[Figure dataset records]
--- --- ---
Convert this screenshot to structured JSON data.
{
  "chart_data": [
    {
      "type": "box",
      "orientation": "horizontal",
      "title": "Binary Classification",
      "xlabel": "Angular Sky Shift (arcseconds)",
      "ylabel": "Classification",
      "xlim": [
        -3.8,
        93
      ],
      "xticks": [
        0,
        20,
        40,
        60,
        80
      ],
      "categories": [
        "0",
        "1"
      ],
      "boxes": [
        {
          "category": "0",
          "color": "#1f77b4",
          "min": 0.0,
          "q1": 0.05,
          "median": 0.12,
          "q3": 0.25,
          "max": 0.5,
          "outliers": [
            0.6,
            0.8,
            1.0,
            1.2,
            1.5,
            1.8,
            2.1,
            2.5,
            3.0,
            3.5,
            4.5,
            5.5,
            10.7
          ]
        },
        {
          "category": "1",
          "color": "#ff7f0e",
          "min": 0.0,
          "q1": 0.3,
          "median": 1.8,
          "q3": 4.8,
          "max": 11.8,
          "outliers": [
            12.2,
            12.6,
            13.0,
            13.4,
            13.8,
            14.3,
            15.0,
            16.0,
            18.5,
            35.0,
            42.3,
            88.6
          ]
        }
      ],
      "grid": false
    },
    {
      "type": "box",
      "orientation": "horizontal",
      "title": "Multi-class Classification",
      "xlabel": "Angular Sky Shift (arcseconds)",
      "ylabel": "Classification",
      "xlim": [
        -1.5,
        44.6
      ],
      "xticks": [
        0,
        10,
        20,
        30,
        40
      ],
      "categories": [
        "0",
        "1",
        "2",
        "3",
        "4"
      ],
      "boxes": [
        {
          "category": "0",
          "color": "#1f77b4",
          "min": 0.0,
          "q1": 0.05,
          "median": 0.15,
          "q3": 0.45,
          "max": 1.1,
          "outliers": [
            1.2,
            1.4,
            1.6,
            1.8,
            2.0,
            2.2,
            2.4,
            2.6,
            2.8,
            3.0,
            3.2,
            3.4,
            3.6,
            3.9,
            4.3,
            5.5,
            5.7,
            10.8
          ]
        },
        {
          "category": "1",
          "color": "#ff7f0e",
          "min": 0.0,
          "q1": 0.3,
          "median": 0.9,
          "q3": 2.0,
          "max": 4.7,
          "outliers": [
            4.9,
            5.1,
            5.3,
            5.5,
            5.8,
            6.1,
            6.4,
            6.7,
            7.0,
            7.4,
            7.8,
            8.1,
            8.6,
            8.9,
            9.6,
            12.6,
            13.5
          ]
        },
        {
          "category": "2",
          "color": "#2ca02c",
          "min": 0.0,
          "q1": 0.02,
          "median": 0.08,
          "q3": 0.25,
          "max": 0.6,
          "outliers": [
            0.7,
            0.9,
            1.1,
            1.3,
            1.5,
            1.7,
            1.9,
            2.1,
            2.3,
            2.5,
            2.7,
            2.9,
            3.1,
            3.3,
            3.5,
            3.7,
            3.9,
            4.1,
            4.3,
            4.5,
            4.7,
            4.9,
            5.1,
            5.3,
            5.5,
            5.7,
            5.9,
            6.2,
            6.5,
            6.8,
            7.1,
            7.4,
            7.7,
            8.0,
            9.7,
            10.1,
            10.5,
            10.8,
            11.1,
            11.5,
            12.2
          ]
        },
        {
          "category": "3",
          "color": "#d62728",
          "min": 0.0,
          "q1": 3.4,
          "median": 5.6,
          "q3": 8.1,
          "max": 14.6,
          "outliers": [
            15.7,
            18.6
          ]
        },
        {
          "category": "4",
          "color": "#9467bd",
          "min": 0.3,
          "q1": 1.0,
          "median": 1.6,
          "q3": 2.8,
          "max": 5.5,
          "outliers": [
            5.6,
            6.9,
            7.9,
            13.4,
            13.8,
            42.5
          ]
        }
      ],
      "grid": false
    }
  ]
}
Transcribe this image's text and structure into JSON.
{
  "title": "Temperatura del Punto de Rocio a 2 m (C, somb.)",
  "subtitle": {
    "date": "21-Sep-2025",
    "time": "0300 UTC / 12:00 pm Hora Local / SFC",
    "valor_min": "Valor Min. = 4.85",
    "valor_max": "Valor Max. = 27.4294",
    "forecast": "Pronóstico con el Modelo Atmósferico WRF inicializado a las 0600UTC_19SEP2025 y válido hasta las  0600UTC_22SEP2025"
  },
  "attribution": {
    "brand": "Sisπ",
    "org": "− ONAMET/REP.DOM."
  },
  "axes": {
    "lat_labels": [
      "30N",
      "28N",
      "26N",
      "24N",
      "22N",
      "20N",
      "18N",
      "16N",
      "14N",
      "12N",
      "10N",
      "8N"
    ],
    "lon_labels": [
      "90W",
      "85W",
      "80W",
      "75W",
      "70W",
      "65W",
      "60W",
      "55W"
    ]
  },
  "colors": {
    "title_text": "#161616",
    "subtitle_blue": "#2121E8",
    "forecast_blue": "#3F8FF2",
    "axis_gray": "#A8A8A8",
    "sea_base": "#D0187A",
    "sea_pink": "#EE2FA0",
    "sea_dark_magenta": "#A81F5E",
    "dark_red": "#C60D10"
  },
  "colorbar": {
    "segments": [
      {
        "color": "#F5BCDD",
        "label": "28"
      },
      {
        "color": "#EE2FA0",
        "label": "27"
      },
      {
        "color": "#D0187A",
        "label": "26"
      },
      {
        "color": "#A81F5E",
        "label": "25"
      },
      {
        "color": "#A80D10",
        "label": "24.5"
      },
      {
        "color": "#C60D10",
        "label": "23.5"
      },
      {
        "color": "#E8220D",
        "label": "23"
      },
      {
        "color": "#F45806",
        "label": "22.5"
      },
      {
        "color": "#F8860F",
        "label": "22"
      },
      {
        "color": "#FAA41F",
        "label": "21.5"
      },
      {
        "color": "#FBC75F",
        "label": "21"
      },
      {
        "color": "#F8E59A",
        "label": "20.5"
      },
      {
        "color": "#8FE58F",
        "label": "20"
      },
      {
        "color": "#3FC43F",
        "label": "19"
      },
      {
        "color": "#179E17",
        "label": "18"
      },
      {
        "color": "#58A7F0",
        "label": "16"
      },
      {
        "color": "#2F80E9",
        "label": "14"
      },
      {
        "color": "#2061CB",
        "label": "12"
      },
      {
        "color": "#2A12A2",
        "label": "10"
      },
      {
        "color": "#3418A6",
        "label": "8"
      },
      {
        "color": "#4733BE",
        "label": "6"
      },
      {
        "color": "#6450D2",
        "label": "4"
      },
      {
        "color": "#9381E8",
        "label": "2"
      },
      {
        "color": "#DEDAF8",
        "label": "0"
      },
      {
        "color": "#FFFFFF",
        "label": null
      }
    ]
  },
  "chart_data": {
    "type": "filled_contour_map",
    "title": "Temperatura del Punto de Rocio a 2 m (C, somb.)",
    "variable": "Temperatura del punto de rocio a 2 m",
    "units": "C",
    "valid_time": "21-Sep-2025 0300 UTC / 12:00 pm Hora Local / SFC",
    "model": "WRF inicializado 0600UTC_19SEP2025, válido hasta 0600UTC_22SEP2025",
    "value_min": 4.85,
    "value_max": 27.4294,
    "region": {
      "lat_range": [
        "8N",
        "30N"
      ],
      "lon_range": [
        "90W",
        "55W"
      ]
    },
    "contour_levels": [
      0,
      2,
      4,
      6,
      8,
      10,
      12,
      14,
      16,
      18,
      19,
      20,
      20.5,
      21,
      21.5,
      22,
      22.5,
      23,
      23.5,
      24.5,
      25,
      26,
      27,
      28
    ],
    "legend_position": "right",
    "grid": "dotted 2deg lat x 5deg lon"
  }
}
--- --- ---
## YOUR TASK
Every entry should be printed again exactly as it stands.

## WRITTEN SOLUTION
Convert this screenshot to structured JSON data.
{
  "chart_data": [
    {
      "type": "box",
      "orientation": "horizontal",
      "title": "Binary Classification",
      "xlabel": "Angular Sky Shift (arcseconds)",
      "ylabel": "Classification",
      "xlim": [
        -3.8,
        93
      ],
      "xticks": [
        0,
        20,
        40,
        60,
        80
      ],
      "categories": [
        "0",
        "1"
      ],
      "boxes": [
        {
          "category": "0",
          "color": "#1f77b4",
          "min": 0.0,
          "q1": 0.05,
          "median": 0.12,
          "q3": 0.25,
          "max": 0.5,
          "outliers": [
            0.6,
            0.8,
            1.0,
            1.2,
            1.5,
            1.8,
            2.1,
            2.5,
            3.0,
            3.5,
            4.5,
            5.5,
            10.7
          ]
        },
        {
          "category": "1",
          "color": "#ff7f0e",
          "min": 0.0,
          "q1": 0.3,
          "median": 1.8,
          "q3": 4.8,
          "max": 11.8,
          "outliers": [
            12.2,
            12.6,
            13.0,
            13.4,
            13.8,
            14.3,
            15.0,
            16.0,
            18.5,
            35.0,
            42.3,
            88.6
          ]
        }
      ],
      "grid": false
    },
    {
      "type": "box",
      "orientation": "horizontal",
      "title": "Multi-class Classification",
      "xlabel": "Angular Sky Shift (arcseconds)",
      "ylabel": "Classification",
      "xlim": [
        -1.5,
        44.6
      ],
      "xticks": [
        0,
        10,
        20,
        30,
        40
      ],
      "categories": [
        "0",
        "1",
        "2",
        "3",
        "4"
      ],
      "boxes": [
        {
          "category": "0",
          "color": "#1f77b4",
          "min": 0.0,
          "q1": 0.05,
          "median": 0.15,
          "q3": 0.45,
          "max": 1.1,
          "outliers": [
            1.2,
            1.4,
            1.6,
            1.8,
            2.0,
            2.2,
            2.4,
            2.6,
            2.8,
            3.0,
            3.2,
            3.4,
            3.6,
            3.9,
            4.3,
            5.5,
            5.7,
            10.8
          ]
        },
        {
          "category": "1",
          "color": "#ff7f0e",
          "min": 0.0,
          "q1": 0.3,
          "median": 0.9,
          "q3": 2.0,
          "max": 4.7,
          "outliers": [
            4.9,
            5.1,
            5.3,
            5.5,
            5.8,
            6.1,
            6.4,
            6.7,
            7.0,
            7.4,
            7.8,
            8.1,
            8.6,
            8.9,
            9.6,
            12.6,
            13.5
          ]
        },
        {
          "category": "2",
          "color": "#2ca02c",
          "min": 0.0,
          "q1": 0.02,
          "median": 0.08,
          "q3": 0.25,
          "max": 0.6,
          "outliers": [
            0.7,
            0.9,
            1.1,
            1.3,
            1.5,
            1.7,
            1.9,
            2.1,
            2.3,
            2.5,
            2.7,
            2.9,
            3.1,
            3.3,
            3.5,
            3.7,
            3.9,
            4.1,
            4.3,
            4.5,
            4.7,
            4.9,
            5.1,
            5.3,
            5.5,
            5.7,
            5.9,
            6.2,
            6.5,
            6.8,
            7.1,
            7.4,
            7.7,
            8.0,
            9.7,
            10.1,
            10.5,
            10.8,
            11.1,
            11.5,
            12.2
          ]
        },
        {
          "category": "3",
          "color": "#d62728",
          "min": 0.0,
          "q1": 3.4,
          "median": 5.6,
          "q3": 8.1,
          "max": 14.6,
          "outliers": [
            15.7,
            18.6
          ]
        },
        {
          "category": "4",
          "color": "#9467bd",
          "min": 0.3,
          "q1": 1.0,
          "median": 1.6,
          "q3": 2.8,
          "max": 5.5,
          "outliers": [
            5.6,
            6.9,
            7.9,
            13.4,
            13.8,
            42.5
          ]
        }
      ],
      "grid": false
    }
  ]
}
Transcribe this image's text and structure into JSON.
{
  "title": "Temperatura del Punto de Rocio a 2 m (C, somb.)",
  "subtitle": {
    "date": "21-Sep-2025",
    "time": "0300 UTC / 12:00 pm Hora Local / SFC",
    "valor_min": "Valor Min. = 4.85",
    "valor_max": "Valor Max. = 27.4294",
    "forecast": "Pronóstico con el Modelo Atmósferico WRF inicializado a las 0600UTC_19SEP2025 y válido hasta las  0600UTC_22SEP2025"
  },
  "attribution": {
    "brand": "Sisπ",
    "org": "− ONAMET/REP.DOM."
  },
  "axes": {
    "lat_labels": [
      "30N",
      "28N",
      "26N",
      "24N",
      "22N",
      "20N",
      "18N",
      "16N",
      "14N",
      "12N",
      "10N",
      "8N"
    ],
    "lon_labels": [
      "90W",
      "85W",
      "80W",
      "75W",
      "70W",
      "65W",
      "60W",
      "55W"
    ]
  },
  "colors": {
    "title_text": "#161616",
    "subtitle_blue": "#2121E8",
    "forecast_blue": "#3F8FF2",
    "axis_gray": "#A8A8A8",
    "sea_base": "#D0187A",
    "sea_pink": "#EE2FA0",
    "sea_dark_magenta": "#A81F5E",
    "dark_red": "#C60D10"
  },
  "colorbar": {
    "segments": [
      {
        "color": "#F5BCDD",
        "label": "28"
      },
      {
        "color": "#EE2FA0",
        "label": "27"
      },
      {
        "color": "#D0187A",
        "label": "26"
      },
      {
        "color": "#A81F5E",
        "label": "25"
      },
      {
        "color": "#A80D10",
        "label": "24.5"
      },
      {
        "color": "#C60D10",
        "label": "23.5"
      },
      {
        "color": "#E8220D",
        "label": "23"
      },
      {
        "color": "#F45806",
        "label": "22.5"
      },
      {
        "color": "#F8860F",
        "label": "22"
      },
      {
        "color": "#FAA41F",
        "label": "21.5"
      },
      {
        "color": "#FBC75F",
        "label": "21"
      },
      {
        "color": "#F8E59A",
        "label": "20.5"
      },
      {
        "color": "#8FE58F",
        "label": "20"
      },
      {
        "color": "#3FC43F",
        "label": "19"
      },
      {
        "color": "#179E17",
        "label": "18"
      },
      {
        "color": "#58A7F0",
        "label": "16"
      },
      {
        "color": "#2F80E9",
        "label": "14"
      },
      {
        "color": "#2061CB",
        "label": "12"
      },
      {
        "color": "#2A12A2",
        "label": "10"
      },
      {
        "color": "#3418A6",
        "label": "8"
      },
      {
        "color": "#4733BE",
        "label": "6"
      },
      {
        "color": "#6450D2",
        "label": "4"
      },
      {
        "color": "#9381E8",
        "label": "2"
      },
      {
        "color": "#DEDAF8",
        "label": "0"
      },
      {
        "color": "#FFFFFF",
        "label": null
      }
    ]
  },
  "chart_data": {
    "type": "filled_contour_map",
    "title": "Temperatura del Punto de Rocio a 2 m (C, somb.)",
    "variable": "Temperatura del punto de rocio a 2 m",
    "units": "C",
    "valid_time": "21-Sep-2025 0300 UTC / 12:00 pm Hora Local / SFC",
    "model": "WRF inicializado 0600UTC_19SEP2025, válido hasta 0600UTC_22SEP2025",
    "value_min": 4.85,
    "value_max": 27.4294,
    "region": {
      "lat_range": [
        "8N",
        "30N"
      ],
      "lon_range": [
        "90W",
        "55W"
      ]
    },
    "contour_levels": [
      0,
      2,
      4,
      6,
      8,
      10,
      12,
      14,
      16,
      18,
      19,
      20,
      20.5,
      21,
      21.5,
      22,
      22.5,
      23,
      23.5,
      24.5,
      25,
      26,
      27,
      28
    ],
    "legend_position": "right",
    "grid": "dotted 2deg lat x 5deg lon"
  }
}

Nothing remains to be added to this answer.